### Dataset rows
** START **

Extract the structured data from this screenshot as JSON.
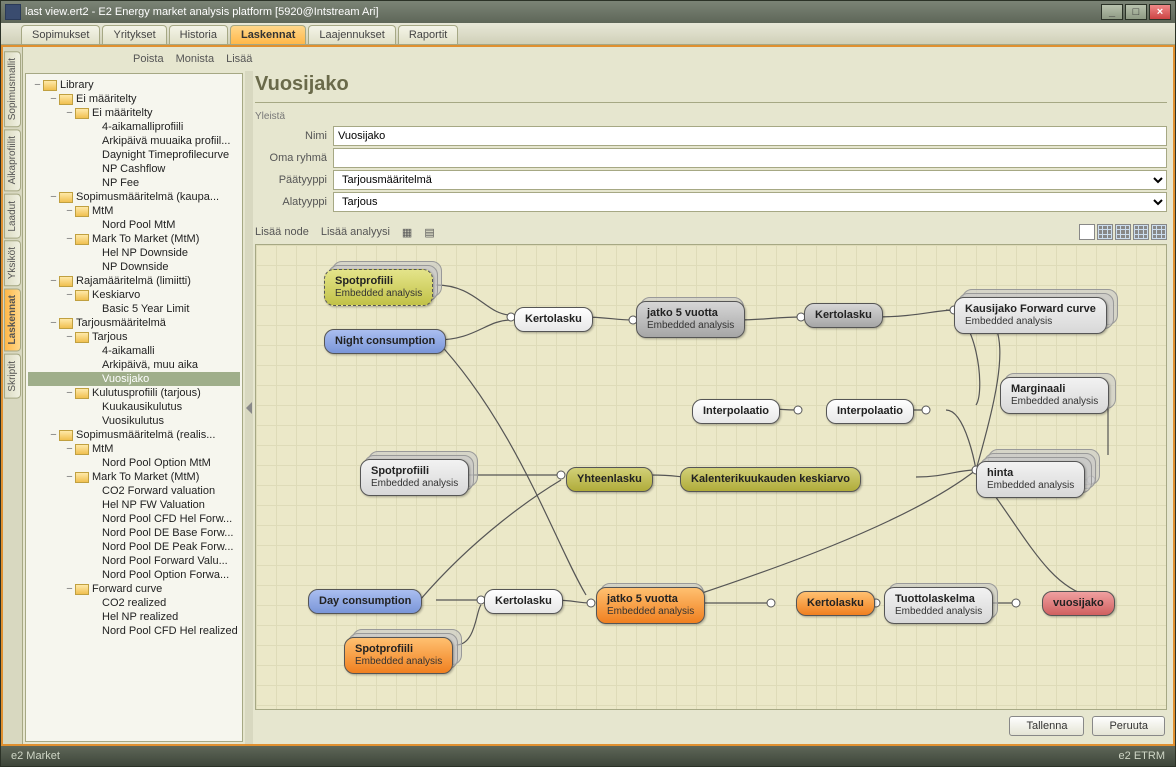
{
  "window": {
    "title": "last view.ert2 - E2 Energy market analysis platform [5920@Intstream Ari]"
  },
  "tabs": [
    "Sopimukset",
    "Yritykset",
    "Historia",
    "Laskennat",
    "Laajennukset",
    "Raportit"
  ],
  "active_tab": "Laskennat",
  "side_tabs": [
    "Sopimusmallit",
    "Aikaprofiilit",
    "Laadut",
    "Yksiköt",
    "Laskennat",
    "Skriptit"
  ],
  "active_side_tab": "Laskennat",
  "toolbar": {
    "poista": "Poista",
    "monista": "Monista",
    "lisaa": "Lisää"
  },
  "heading": "Vuosijako",
  "form": {
    "section": "Yleistä",
    "nimi_label": "Nimi",
    "nimi_value": "Vuosijako",
    "omaryhma_label": "Oma ryhmä",
    "omaryhma_value": "",
    "paatyyppi_label": "Päätyyppi",
    "paatyyppi_value": "Tarjousmääritelmä",
    "alatyyppi_label": "Alatyyppi",
    "alatyyppi_value": "Tarjous"
  },
  "nodebar": {
    "lisaa_node": "Lisää node",
    "lisaa_analyysi": "Lisää analyysi"
  },
  "tree": [
    {
      "d": 0,
      "f": true,
      "e": true,
      "l": "Library"
    },
    {
      "d": 1,
      "f": true,
      "e": true,
      "l": "Ei määritelty"
    },
    {
      "d": 2,
      "f": true,
      "e": true,
      "l": "Ei määritelty"
    },
    {
      "d": 3,
      "f": false,
      "l": "4-aikamalliprofiili"
    },
    {
      "d": 3,
      "f": false,
      "l": "Arkipäivä muuaika profiil..."
    },
    {
      "d": 3,
      "f": false,
      "l": "Daynight Timeprofilecurve"
    },
    {
      "d": 3,
      "f": false,
      "l": "NP Cashflow"
    },
    {
      "d": 3,
      "f": false,
      "l": "NP Fee"
    },
    {
      "d": 1,
      "f": true,
      "e": true,
      "l": "Sopimusmääritelmä (kaupa..."
    },
    {
      "d": 2,
      "f": true,
      "e": true,
      "l": "MtM"
    },
    {
      "d": 3,
      "f": false,
      "l": "Nord Pool MtM"
    },
    {
      "d": 2,
      "f": true,
      "e": true,
      "l": "Mark To Market (MtM)"
    },
    {
      "d": 3,
      "f": false,
      "l": "Hel NP Downside"
    },
    {
      "d": 3,
      "f": false,
      "l": "NP Downside"
    },
    {
      "d": 1,
      "f": true,
      "e": true,
      "l": "Rajamääritelmä (limiitti)"
    },
    {
      "d": 2,
      "f": true,
      "e": true,
      "l": "Keskiarvo"
    },
    {
      "d": 3,
      "f": false,
      "l": "Basic 5 Year Limit"
    },
    {
      "d": 1,
      "f": true,
      "e": true,
      "l": "Tarjousmääritelmä"
    },
    {
      "d": 2,
      "f": true,
      "e": true,
      "l": "Tarjous"
    },
    {
      "d": 3,
      "f": false,
      "l": "4-aikamalli"
    },
    {
      "d": 3,
      "f": false,
      "l": "Arkipäivä, muu aika"
    },
    {
      "d": 3,
      "f": false,
      "l": "Vuosijako",
      "sel": true
    },
    {
      "d": 2,
      "f": true,
      "e": true,
      "l": "Kulutusprofiili (tarjous)"
    },
    {
      "d": 3,
      "f": false,
      "l": "Kuukausikulutus"
    },
    {
      "d": 3,
      "f": false,
      "l": "Vuosikulutus"
    },
    {
      "d": 1,
      "f": true,
      "e": true,
      "l": "Sopimusmääritelmä (realis..."
    },
    {
      "d": 2,
      "f": true,
      "e": true,
      "l": "MtM"
    },
    {
      "d": 3,
      "f": false,
      "l": "Nord Pool Option MtM"
    },
    {
      "d": 2,
      "f": true,
      "e": true,
      "l": "Mark To Market (MtM)"
    },
    {
      "d": 3,
      "f": false,
      "l": "CO2 Forward valuation"
    },
    {
      "d": 3,
      "f": false,
      "l": "Hel NP FW Valuation"
    },
    {
      "d": 3,
      "f": false,
      "l": "Nord Pool CFD Hel Forw..."
    },
    {
      "d": 3,
      "f": false,
      "l": "Nord Pool DE Base Forw..."
    },
    {
      "d": 3,
      "f": false,
      "l": "Nord Pool DE Peak Forw..."
    },
    {
      "d": 3,
      "f": false,
      "l": "Nord Pool Forward Valu..."
    },
    {
      "d": 3,
      "f": false,
      "l": "Nord Pool Option Forwa..."
    },
    {
      "d": 2,
      "f": true,
      "e": true,
      "l": "Forward curve"
    },
    {
      "d": 3,
      "f": false,
      "l": "CO2 realized"
    },
    {
      "d": 3,
      "f": false,
      "l": "Hel NP realized"
    },
    {
      "d": 3,
      "f": false,
      "l": "Nord Pool CFD Hel realized"
    }
  ],
  "diagram": {
    "nodes": {
      "spot1": {
        "t": "Spotprofiili",
        "s": "Embedded analysis"
      },
      "night": {
        "t": "Night consumption"
      },
      "kert1": {
        "t": "Kertolasku"
      },
      "jatko1": {
        "t": "jatko 5 vuotta",
        "s": "Embedded analysis"
      },
      "kert2": {
        "t": "Kertolasku"
      },
      "kausi": {
        "t": "Kausijako Forward curve",
        "s": "Embedded analysis"
      },
      "spot2": {
        "t": "Spotprofiili",
        "s": "Embedded analysis"
      },
      "yht": {
        "t": "Yhteenlasku"
      },
      "kalkk": {
        "t": "Kalenterikuukauden keskiarvo"
      },
      "inter1": {
        "t": "Interpolaatio"
      },
      "inter2": {
        "t": "Interpolaatio"
      },
      "marg": {
        "t": "Marginaali",
        "s": "Embedded analysis"
      },
      "hinta": {
        "t": "hinta",
        "s": "Embedded analysis"
      },
      "day": {
        "t": "Day consumption"
      },
      "kert3": {
        "t": "Kertolasku"
      },
      "jatko2": {
        "t": "jatko 5 vuotta",
        "s": "Embedded analysis"
      },
      "kert4": {
        "t": "Kertolasku"
      },
      "tuotto": {
        "t": "Tuottolaskelma",
        "s": "Embedded analysis"
      },
      "vuosi": {
        "t": "vuosijako"
      },
      "spot3": {
        "t": "Spotprofiili",
        "s": "Embedded analysis"
      }
    }
  },
  "buttons": {
    "save": "Tallenna",
    "cancel": "Peruuta"
  },
  "status": {
    "left": "e2 Market",
    "right": "e2 ETRM"
  }
}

** END **

### Short task
Repeat each entry above word for word, leaving every picture out.

### Reply to the task
Extract the structured data from this screenshot as JSON.
{
  "window": {
    "title": "last view.ert2 - E2 Energy market analysis platform [5920@Intstream Ari]"
  },
  "tabs": [
    "Sopimukset",
    "Yritykset",
    "Historia",
    "Laskennat",
    "Laajennukset",
    "Raportit"
  ],
  "active_tab": "Laskennat",
  "side_tabs": [
    "Sopimusmallit",
    "Aikaprofiilit",
    "Laadut",
    "Yksiköt",
    "Laskennat",
    "Skriptit"
  ],
  "active_side_tab": "Laskennat",
  "toolbar": {
    "poista": "Poista",
    "monista": "Monista",
    "lisaa": "Lisää"
  },
  "heading": "Vuosijako",
  "form": {
    "section": "Yleistä",
    "nimi_label": "Nimi",
    "nimi_value": "Vuosijako",
    "omaryhma_label": "Oma ryhmä",
    "omaryhma_value": "",
    "paatyyppi_label": "Päätyyppi",
    "paatyyppi_value": "Tarjousmääritelmä",
    "alatyyppi_label": "Alatyyppi",
    "alatyyppi_value": "Tarjous"
  },
  "nodebar": {
    "lisaa_node": "Lisää node",
    "lisaa_analyysi": "Lisää analyysi"
  },
  "tree": [
    {
      "d": 0,
      "f": true,
      "e": true,
      "l": "Library"
    },
    {
      "d": 1,
      "f": true,
      "e": true,
      "l": "Ei määritelty"
    },
    {
      "d": 2,
      "f": true,
      "e": true,
      "l": "Ei määritelty"
    },
    {
      "d": 3,
      "f": false,
      "l": "4-aikamalliprofiili"
    },
    {
      "d": 3,
      "f": false,
      "l": "Arkipäivä muuaika profiil..."
    },
    {
      "d": 3,
      "f": false,
      "l": "Daynight Timeprofilecurve"
    },
    {
      "d": 3,
      "f": false,
      "l": "NP Cashflow"
    },
    {
      "d": 3,
      "f": false,
      "l": "NP Fee"
    },
    {
      "d": 1,
      "f": true,
      "e": true,
      "l": "Sopimusmääritelmä (kaupa..."
    },
    {
      "d": 2,
      "f": true,
      "e": true,
      "l": "MtM"
    },
    {
      "d": 3,
      "f": false,
      "l": "Nord Pool MtM"
    },
    {
      "d": 2,
      "f": true,
      "e": true,
      "l": "Mark To Market (MtM)"
    },
    {
      "d": 3,
      "f": false,
      "l": "Hel NP Downside"
    },
    {
      "d": 3,
      "f": false,
      "l": "NP Downside"
    },
    {
      "d": 1,
      "f": true,
      "e": true,
      "l": "Rajamääritelmä (limiitti)"
    },
    {
      "d": 2,
      "f": true,
      "e": true,
      "l": "Keskiarvo"
    },
    {
      "d": 3,
      "f": false,
      "l": "Basic 5 Year Limit"
    },
    {
      "d": 1,
      "f": true,
      "e": true,
      "l": "Tarjousmääritelmä"
    },
    {
      "d": 2,
      "f": true,
      "e": true,
      "l": "Tarjous"
    },
    {
      "d": 3,
      "f": false,
      "l": "4-aikamalli"
    },
    {
      "d": 3,
      "f": false,
      "l": "Arkipäivä, muu aika"
    },
    {
      "d": 3,
      "f": false,
      "l": "Vuosijako",
      "sel": true
    },
    {
      "d": 2,
      "f": true,
      "e": true,
      "l": "Kulutusprofiili (tarjous)"
    },
    {
      "d": 3,
      "f": false,
      "l": "Kuukausikulutus"
    },
    {
      "d": 3,
      "f": false,
      "l": "Vuosikulutus"
    },
    {
      "d": 1,
      "f": true,
      "e": true,
      "l": "Sopimusmääritelmä (realis..."
    },
    {
      "d": 2,
      "f": true,
      "e": true,
      "l": "MtM"
    },
    {
      "d": 3,
      "f": false,
      "l": "Nord Pool Option MtM"
    },
    {
      "d": 2,
      "f": true,
      "e": true,
      "l": "Mark To Market (MtM)"
    },
    {
      "d": 3,
      "f": false,
      "l": "CO2 Forward valuation"
    },
    {
      "d": 3,
      "f": false,
      "l": "Hel NP FW Valuation"
    },
    {
      "d": 3,
      "f": false,
      "l": "Nord Pool CFD Hel Forw..."
    },
    {
      "d": 3,
      "f": false,
      "l": "Nord Pool DE Base Forw..."
    },
    {
      "d": 3,
      "f": false,
      "l": "Nord Pool DE Peak Forw..."
    },
    {
      "d": 3,
      "f": false,
      "l": "Nord Pool Forward Valu..."
    },
    {
      "d": 3,
      "f": false,
      "l": "Nord Pool Option Forwa..."
    },
    {
      "d": 2,
      "f": true,
      "e": true,
      "l": "Forward curve"
    },
    {
      "d": 3,
      "f": false,
      "l": "CO2 realized"
    },
    {
      "d": 3,
      "f": false,
      "l": "Hel NP realized"
    },
    {
      "d": 3,
      "f": false,
      "l": "Nord Pool CFD Hel realized"
    }
  ],
  "diagram": {
    "nodes": {
      "spot1": {
        "t": "Spotprofiili",
        "s": "Embedded analysis"
      },
      "night": {
        "t": "Night consumption"
      },
      "kert1": {
        "t": "Kertolasku"
      },
      "jatko1": {
        "t": "jatko 5 vuotta",
        "s": "Embedded analysis"
      },
      "kert2": {
        "t": "Kertolasku"
      },
      "kausi": {
        "t": "Kausijako Forward curve",
        "s": "Embedded analysis"
      },
      "spot2": {
        "t": "Spotprofiili",
        "s": "Embedded analysis"
      },
      "yht": {
        "t": "Yhteenlasku"
      },
      "kalkk": {
        "t": "Kalenterikuukauden keskiarvo"
      },
      "inter1": {
        "t": "Interpolaatio"
      },
      "inter2": {
        "t": "Interpolaatio"
      },
      "marg": {
        "t": "Marginaali",
        "s": "Embedded analysis"
      },
      "hinta": {
        "t": "hinta",
        "s": "Embedded analysis"
      },
      "day": {
        "t": "Day consumption"
      },
      "kert3": {
        "t": "Kertolasku"
      },
      "jatko2": {
        "t": "jatko 5 vuotta",
        "s": "Embedded analysis"
      },
      "kert4": {
        "t": "Kertolasku"
      },
      "tuotto": {
        "t": "Tuottolaskelma",
        "s": "Embedded analysis"
      },
      "vuosi": {
        "t": "vuosijako"
      },
      "spot3": {
        "t": "Spotprofiili",
        "s": "Embedded analysis"
      }
    }
  },
  "buttons": {
    "save": "Tallenna",
    "cancel": "Peruuta"
  },
  "status": {
    "left": "e2 Market",
    "right": "e2 ETRM"
  }
}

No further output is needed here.